Entries with figure data →
|---|
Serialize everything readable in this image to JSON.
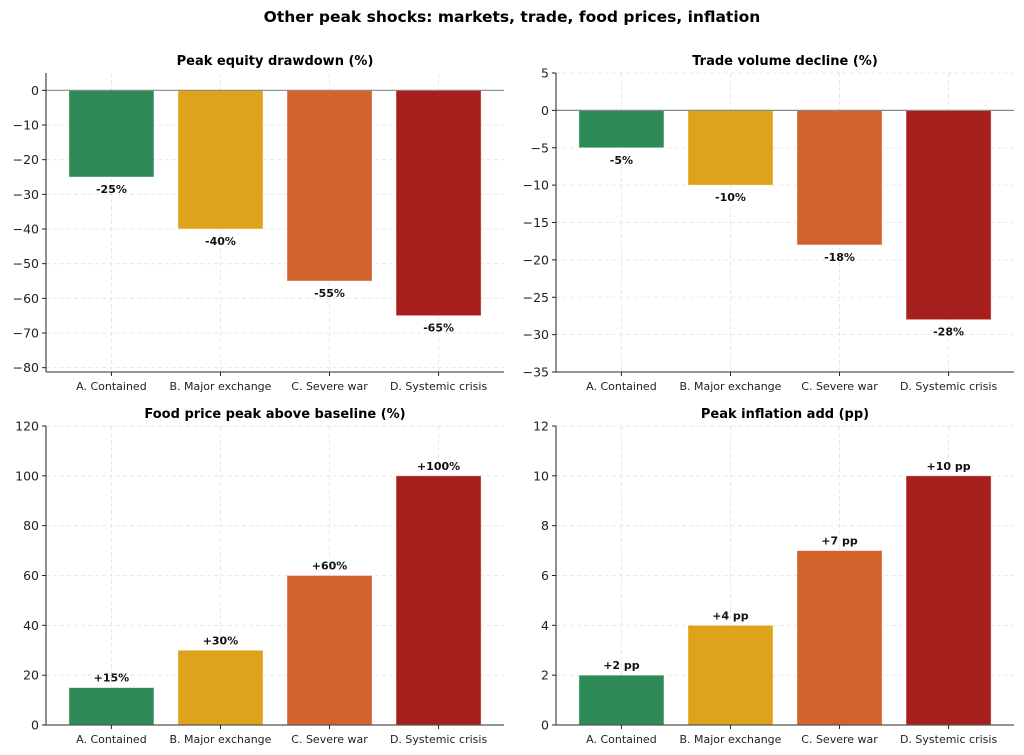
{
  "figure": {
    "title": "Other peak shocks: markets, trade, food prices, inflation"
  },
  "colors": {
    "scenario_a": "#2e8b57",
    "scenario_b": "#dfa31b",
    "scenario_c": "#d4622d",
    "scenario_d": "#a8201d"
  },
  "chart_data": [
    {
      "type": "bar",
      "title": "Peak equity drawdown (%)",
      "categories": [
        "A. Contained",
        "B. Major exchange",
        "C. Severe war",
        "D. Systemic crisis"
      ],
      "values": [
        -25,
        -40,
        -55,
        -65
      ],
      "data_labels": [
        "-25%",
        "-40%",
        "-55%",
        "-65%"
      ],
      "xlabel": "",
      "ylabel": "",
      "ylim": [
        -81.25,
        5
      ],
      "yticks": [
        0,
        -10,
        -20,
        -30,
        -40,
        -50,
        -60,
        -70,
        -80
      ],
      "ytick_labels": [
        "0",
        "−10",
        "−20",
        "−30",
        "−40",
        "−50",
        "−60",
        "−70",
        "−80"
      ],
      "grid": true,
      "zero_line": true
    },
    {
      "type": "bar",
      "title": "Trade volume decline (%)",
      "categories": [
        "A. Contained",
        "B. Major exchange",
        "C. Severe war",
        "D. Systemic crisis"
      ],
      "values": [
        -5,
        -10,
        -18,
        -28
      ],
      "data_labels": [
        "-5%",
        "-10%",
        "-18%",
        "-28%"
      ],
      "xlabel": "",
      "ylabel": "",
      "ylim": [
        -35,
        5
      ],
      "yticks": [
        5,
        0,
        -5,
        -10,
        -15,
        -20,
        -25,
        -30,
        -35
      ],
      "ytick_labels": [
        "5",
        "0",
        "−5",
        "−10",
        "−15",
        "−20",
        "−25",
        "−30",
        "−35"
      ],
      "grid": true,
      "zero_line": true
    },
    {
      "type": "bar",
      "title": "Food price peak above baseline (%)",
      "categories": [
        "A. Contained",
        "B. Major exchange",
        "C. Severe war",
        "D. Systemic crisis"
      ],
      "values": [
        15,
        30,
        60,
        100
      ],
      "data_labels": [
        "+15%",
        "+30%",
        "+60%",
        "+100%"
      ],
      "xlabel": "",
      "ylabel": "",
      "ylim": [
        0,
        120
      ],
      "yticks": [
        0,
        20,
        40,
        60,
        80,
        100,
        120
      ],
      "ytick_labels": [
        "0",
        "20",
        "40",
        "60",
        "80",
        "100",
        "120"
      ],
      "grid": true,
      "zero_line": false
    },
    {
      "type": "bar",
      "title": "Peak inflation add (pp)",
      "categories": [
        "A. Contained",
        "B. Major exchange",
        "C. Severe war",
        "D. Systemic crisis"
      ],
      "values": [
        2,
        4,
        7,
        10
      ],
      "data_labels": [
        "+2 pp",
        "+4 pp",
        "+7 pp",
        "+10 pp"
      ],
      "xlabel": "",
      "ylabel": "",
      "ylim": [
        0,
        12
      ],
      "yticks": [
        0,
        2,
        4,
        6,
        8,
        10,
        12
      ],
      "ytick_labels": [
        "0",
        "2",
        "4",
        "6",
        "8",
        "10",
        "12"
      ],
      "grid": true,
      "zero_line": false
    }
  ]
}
|---|
Given problem → Quote every record above exactly, omitting any pictures they contain.

Solution to this task →
Serialize everything readable in this image to JSON.
{
  "figure": {
    "title": "Other peak shocks: markets, trade, food prices, inflation"
  },
  "colors": {
    "scenario_a": "#2e8b57",
    "scenario_b": "#dfa31b",
    "scenario_c": "#d4622d",
    "scenario_d": "#a8201d"
  },
  "chart_data": [
    {
      "type": "bar",
      "title": "Peak equity drawdown (%)",
      "categories": [
        "A. Contained",
        "B. Major exchange",
        "C. Severe war",
        "D. Systemic crisis"
      ],
      "values": [
        -25,
        -40,
        -55,
        -65
      ],
      "data_labels": [
        "-25%",
        "-40%",
        "-55%",
        "-65%"
      ],
      "xlabel": "",
      "ylabel": "",
      "ylim": [
        -81.25,
        5
      ],
      "yticks": [
        0,
        -10,
        -20,
        -30,
        -40,
        -50,
        -60,
        -70,
        -80
      ],
      "ytick_labels": [
        "0",
        "−10",
        "−20",
        "−30",
        "−40",
        "−50",
        "−60",
        "−70",
        "−80"
      ],
      "grid": true,
      "zero_line": true
    },
    {
      "type": "bar",
      "title": "Trade volume decline (%)",
      "categories": [
        "A. Contained",
        "B. Major exchange",
        "C. Severe war",
        "D. Systemic crisis"
      ],
      "values": [
        -5,
        -10,
        -18,
        -28
      ],
      "data_labels": [
        "-5%",
        "-10%",
        "-18%",
        "-28%"
      ],
      "xlabel": "",
      "ylabel": "",
      "ylim": [
        -35,
        5
      ],
      "yticks": [
        5,
        0,
        -5,
        -10,
        -15,
        -20,
        -25,
        -30,
        -35
      ],
      "ytick_labels": [
        "5",
        "0",
        "−5",
        "−10",
        "−15",
        "−20",
        "−25",
        "−30",
        "−35"
      ],
      "grid": true,
      "zero_line": true
    },
    {
      "type": "bar",
      "title": "Food price peak above baseline (%)",
      "categories": [
        "A. Contained",
        "B. Major exchange",
        "C. Severe war",
        "D. Systemic crisis"
      ],
      "values": [
        15,
        30,
        60,
        100
      ],
      "data_labels": [
        "+15%",
        "+30%",
        "+60%",
        "+100%"
      ],
      "xlabel": "",
      "ylabel": "",
      "ylim": [
        0,
        120
      ],
      "yticks": [
        0,
        20,
        40,
        60,
        80,
        100,
        120
      ],
      "ytick_labels": [
        "0",
        "20",
        "40",
        "60",
        "80",
        "100",
        "120"
      ],
      "grid": true,
      "zero_line": false
    },
    {
      "type": "bar",
      "title": "Peak inflation add (pp)",
      "categories": [
        "A. Contained",
        "B. Major exchange",
        "C. Severe war",
        "D. Systemic crisis"
      ],
      "values": [
        2,
        4,
        7,
        10
      ],
      "data_labels": [
        "+2 pp",
        "+4 pp",
        "+7 pp",
        "+10 pp"
      ],
      "xlabel": "",
      "ylabel": "",
      "ylim": [
        0,
        12
      ],
      "yticks": [
        0,
        2,
        4,
        6,
        8,
        10,
        12
      ],
      "ytick_labels": [
        "0",
        "2",
        "4",
        "6",
        "8",
        "10",
        "12"
      ],
      "grid": true,
      "zero_line": false
    }
  ]
}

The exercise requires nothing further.